• **Stored data**:

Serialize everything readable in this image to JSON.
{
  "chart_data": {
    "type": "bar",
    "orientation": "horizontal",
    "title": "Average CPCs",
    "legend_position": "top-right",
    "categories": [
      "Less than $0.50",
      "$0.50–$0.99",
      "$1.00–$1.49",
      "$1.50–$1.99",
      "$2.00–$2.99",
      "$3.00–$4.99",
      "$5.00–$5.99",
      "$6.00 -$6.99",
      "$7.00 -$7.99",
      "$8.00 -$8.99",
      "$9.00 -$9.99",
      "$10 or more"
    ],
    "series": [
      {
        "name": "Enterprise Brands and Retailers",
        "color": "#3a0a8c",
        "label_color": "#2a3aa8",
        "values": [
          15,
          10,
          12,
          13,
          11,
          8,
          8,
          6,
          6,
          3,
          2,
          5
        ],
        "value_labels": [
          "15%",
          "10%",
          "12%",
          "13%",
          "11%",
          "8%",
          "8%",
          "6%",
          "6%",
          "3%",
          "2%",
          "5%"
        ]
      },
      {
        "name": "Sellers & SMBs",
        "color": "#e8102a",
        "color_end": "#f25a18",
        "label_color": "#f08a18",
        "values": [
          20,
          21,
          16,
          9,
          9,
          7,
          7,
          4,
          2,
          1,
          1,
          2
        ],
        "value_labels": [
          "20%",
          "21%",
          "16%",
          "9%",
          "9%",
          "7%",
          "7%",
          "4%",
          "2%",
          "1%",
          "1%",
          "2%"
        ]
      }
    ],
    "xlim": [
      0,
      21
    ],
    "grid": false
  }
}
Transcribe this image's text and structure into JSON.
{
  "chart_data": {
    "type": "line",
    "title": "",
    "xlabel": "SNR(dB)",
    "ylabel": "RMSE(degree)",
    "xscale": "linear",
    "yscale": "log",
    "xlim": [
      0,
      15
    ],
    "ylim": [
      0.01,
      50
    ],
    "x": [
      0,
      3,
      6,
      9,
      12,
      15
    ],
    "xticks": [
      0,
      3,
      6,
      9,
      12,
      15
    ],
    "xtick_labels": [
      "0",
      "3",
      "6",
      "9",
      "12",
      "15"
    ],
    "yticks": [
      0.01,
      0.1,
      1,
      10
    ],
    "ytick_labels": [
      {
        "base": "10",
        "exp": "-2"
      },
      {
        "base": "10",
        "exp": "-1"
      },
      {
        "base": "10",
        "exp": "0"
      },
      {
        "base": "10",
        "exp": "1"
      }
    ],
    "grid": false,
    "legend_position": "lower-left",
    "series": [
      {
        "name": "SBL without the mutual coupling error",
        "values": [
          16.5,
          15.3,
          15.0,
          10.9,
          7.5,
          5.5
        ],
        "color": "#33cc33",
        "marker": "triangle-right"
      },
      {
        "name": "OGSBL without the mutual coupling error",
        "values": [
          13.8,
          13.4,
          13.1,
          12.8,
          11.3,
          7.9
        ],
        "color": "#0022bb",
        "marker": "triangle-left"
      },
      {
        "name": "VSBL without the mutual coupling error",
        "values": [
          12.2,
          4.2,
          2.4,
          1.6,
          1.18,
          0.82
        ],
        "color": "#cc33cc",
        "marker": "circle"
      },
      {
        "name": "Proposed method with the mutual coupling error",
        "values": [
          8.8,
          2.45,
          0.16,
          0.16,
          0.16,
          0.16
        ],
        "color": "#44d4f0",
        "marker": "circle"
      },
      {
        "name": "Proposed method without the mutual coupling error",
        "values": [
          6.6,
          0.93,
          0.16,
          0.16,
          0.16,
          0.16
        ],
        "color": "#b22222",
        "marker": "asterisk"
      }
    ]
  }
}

• **Written task**:
Give a single number: the count of lines above that include the word "triangle".

• **Written solution**:
2